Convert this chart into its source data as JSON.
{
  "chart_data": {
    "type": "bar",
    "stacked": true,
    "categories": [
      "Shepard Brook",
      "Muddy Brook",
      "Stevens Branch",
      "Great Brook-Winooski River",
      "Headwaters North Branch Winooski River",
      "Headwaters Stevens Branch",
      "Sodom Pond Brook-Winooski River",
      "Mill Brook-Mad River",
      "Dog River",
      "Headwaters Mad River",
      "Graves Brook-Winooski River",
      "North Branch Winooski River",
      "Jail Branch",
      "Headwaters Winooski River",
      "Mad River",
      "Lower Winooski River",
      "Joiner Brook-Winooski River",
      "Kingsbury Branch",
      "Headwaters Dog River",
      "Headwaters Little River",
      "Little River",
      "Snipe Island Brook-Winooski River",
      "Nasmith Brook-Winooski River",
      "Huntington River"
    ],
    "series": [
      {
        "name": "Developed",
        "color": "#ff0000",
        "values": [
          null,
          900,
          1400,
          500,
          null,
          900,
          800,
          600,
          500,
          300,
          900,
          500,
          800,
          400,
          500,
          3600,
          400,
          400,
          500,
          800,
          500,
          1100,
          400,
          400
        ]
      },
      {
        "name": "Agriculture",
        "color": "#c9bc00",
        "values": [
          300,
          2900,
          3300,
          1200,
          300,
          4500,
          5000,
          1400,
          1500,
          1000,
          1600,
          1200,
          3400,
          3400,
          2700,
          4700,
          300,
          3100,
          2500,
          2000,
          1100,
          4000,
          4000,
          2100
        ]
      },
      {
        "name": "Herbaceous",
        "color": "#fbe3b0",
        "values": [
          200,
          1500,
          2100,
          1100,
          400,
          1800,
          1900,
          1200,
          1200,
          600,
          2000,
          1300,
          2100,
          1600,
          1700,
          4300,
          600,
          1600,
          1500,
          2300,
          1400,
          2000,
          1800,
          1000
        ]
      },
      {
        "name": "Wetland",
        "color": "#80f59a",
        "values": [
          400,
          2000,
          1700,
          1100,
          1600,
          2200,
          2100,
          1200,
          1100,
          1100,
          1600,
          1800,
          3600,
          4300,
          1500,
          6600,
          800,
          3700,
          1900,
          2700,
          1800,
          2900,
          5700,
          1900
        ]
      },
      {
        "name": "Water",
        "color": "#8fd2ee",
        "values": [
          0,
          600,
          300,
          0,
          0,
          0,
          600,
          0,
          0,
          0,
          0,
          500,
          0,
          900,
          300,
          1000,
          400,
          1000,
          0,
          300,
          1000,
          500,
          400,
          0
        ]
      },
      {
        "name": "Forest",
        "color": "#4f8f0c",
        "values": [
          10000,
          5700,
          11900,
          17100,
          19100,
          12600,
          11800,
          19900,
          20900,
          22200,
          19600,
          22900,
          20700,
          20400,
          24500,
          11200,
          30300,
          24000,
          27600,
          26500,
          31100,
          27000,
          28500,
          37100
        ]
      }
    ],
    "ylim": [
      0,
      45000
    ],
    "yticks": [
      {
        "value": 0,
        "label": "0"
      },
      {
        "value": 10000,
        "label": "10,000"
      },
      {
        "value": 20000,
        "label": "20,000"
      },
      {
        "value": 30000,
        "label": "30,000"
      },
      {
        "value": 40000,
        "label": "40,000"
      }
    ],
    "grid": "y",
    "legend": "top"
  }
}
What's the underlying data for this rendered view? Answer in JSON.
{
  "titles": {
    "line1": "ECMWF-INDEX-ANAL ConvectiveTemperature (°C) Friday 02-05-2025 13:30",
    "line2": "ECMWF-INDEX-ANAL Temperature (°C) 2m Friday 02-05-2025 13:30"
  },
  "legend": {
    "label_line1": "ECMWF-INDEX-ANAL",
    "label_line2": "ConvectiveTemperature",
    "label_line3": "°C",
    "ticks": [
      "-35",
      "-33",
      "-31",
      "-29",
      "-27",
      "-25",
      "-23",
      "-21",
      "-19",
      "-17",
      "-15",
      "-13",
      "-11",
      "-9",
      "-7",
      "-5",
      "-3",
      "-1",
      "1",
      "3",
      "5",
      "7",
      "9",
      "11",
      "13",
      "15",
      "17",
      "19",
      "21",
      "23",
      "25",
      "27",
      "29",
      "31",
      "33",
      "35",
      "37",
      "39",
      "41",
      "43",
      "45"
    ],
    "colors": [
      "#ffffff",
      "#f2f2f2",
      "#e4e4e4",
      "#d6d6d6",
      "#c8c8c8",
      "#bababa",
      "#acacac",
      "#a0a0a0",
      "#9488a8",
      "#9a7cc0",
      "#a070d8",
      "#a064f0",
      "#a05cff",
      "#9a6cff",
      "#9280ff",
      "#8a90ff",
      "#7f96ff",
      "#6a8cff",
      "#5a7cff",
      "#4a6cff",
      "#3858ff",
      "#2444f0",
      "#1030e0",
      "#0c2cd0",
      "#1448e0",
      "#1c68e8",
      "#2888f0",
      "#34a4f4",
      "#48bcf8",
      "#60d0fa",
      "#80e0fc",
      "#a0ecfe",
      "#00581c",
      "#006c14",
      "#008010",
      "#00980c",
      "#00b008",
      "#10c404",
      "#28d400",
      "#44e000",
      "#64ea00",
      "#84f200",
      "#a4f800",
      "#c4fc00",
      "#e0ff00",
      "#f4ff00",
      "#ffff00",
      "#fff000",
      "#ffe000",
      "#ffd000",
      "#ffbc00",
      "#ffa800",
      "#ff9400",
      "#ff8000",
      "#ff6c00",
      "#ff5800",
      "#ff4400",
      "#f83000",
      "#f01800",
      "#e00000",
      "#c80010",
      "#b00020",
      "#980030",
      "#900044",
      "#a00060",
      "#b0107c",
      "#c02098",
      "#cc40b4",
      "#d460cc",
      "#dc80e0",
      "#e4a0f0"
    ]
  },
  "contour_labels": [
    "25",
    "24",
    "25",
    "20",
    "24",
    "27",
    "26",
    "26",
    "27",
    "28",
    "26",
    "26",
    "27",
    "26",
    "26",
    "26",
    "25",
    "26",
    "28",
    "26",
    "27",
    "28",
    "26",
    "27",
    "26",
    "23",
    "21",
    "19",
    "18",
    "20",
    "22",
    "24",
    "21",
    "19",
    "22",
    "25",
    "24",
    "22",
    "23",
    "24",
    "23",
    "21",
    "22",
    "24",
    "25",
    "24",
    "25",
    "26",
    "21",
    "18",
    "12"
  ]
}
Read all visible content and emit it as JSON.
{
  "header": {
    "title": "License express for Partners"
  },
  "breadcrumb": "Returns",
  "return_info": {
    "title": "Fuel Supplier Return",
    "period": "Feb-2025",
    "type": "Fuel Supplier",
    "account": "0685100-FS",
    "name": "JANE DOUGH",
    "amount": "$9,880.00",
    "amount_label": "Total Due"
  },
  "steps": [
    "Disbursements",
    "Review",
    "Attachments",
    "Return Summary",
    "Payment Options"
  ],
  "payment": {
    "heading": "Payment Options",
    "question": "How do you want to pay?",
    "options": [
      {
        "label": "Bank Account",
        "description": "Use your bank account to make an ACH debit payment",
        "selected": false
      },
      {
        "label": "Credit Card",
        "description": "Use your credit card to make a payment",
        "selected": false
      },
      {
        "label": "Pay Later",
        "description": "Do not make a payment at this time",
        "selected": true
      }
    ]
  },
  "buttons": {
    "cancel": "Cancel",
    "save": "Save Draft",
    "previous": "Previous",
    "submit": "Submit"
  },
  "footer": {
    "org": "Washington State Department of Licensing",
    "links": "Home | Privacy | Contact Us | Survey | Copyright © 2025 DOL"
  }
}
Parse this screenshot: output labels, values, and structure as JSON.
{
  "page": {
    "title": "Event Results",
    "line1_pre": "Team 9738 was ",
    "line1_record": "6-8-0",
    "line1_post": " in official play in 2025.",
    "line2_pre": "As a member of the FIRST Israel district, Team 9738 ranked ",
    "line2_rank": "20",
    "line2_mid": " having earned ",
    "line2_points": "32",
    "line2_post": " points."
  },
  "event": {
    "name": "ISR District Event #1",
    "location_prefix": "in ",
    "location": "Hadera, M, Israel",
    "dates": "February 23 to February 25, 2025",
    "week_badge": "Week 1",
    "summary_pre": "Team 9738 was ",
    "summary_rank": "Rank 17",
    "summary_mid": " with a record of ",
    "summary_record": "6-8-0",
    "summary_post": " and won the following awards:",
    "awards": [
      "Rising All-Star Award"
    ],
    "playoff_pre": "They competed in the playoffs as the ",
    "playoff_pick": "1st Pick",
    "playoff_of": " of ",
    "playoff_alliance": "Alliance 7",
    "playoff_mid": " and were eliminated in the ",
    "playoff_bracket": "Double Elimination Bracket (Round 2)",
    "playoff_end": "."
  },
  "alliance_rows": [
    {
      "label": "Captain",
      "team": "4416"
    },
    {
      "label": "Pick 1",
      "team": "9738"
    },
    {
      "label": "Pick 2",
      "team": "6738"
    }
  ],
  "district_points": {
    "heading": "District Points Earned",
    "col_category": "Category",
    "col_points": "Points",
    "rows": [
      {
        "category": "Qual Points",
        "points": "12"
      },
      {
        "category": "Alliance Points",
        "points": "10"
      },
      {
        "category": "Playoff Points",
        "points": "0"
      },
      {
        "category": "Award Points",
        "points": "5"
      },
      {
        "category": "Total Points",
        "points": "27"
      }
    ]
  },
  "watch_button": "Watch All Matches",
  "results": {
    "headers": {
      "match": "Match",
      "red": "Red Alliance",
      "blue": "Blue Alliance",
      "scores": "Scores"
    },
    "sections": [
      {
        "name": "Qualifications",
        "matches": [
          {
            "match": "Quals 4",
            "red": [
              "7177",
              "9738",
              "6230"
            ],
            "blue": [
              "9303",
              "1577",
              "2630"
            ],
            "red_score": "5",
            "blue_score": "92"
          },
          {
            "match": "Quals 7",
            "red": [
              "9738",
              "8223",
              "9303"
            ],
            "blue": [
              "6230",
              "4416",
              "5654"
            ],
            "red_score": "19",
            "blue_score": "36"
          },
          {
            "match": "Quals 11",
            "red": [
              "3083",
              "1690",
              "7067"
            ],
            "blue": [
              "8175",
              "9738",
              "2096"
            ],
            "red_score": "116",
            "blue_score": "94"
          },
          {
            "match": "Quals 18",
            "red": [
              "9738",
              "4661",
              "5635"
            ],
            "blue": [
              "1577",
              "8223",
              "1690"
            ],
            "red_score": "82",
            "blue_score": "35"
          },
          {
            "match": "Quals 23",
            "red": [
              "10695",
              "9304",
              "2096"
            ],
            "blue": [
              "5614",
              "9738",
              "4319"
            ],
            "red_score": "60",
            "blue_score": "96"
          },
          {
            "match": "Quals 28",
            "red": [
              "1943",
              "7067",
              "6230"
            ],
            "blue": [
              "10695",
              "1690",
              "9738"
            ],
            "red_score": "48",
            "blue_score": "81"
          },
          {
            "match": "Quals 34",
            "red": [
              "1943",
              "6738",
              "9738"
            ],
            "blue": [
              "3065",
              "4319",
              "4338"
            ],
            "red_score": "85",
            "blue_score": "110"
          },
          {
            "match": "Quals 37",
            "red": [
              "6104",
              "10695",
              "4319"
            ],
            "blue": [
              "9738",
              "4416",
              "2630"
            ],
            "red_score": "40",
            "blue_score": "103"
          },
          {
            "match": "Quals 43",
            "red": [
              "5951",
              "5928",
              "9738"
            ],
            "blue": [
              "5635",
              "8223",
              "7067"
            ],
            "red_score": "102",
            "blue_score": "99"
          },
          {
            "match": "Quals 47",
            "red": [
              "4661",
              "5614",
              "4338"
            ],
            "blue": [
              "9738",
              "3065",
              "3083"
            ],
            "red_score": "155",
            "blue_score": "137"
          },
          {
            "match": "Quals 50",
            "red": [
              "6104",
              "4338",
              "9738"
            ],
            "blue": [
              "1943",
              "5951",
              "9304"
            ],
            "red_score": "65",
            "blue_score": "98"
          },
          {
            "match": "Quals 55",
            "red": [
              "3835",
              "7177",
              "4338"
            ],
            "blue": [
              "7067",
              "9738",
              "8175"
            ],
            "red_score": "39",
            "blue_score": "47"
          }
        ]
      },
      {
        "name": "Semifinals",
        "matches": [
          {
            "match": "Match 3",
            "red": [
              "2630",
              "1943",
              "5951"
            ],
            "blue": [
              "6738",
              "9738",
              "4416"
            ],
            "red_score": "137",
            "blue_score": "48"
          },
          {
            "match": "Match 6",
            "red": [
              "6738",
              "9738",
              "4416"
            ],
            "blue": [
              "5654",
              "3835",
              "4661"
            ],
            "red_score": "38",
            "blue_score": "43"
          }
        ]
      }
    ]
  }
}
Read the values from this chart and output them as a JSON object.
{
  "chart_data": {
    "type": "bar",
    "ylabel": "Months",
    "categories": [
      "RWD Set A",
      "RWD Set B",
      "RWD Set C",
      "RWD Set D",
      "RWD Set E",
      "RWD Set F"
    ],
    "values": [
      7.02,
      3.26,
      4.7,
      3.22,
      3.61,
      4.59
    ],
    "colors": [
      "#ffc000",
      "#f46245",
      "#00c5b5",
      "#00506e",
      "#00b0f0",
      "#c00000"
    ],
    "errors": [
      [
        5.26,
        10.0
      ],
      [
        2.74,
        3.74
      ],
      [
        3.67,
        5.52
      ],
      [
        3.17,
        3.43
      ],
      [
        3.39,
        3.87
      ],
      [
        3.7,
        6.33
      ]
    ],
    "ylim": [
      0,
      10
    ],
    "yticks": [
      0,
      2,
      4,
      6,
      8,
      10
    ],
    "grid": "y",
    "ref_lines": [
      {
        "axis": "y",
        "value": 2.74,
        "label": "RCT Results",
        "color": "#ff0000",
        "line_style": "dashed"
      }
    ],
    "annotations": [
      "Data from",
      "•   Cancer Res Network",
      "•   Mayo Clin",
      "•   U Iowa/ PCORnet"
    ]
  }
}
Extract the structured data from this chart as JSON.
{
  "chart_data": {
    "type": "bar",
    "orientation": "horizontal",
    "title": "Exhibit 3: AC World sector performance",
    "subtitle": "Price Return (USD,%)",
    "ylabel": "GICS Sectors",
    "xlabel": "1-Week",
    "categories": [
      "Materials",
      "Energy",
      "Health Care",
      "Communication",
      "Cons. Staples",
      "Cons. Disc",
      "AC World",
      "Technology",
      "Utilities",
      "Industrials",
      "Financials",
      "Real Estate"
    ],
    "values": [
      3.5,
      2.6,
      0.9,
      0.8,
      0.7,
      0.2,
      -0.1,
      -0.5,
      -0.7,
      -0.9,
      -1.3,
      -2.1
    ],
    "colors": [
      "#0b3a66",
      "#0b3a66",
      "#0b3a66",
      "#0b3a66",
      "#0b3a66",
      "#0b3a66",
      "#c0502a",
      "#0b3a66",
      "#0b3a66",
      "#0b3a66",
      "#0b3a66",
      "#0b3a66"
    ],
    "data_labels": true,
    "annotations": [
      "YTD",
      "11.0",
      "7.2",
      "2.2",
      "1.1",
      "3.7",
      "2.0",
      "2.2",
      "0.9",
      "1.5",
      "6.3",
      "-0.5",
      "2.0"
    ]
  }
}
□ □ □ □ □
Work to be completed: Scan the listing above for the word "awards" and show each line where it is found.

Written answer:
    "summary_post": " and won the following awards:",
    "awards": [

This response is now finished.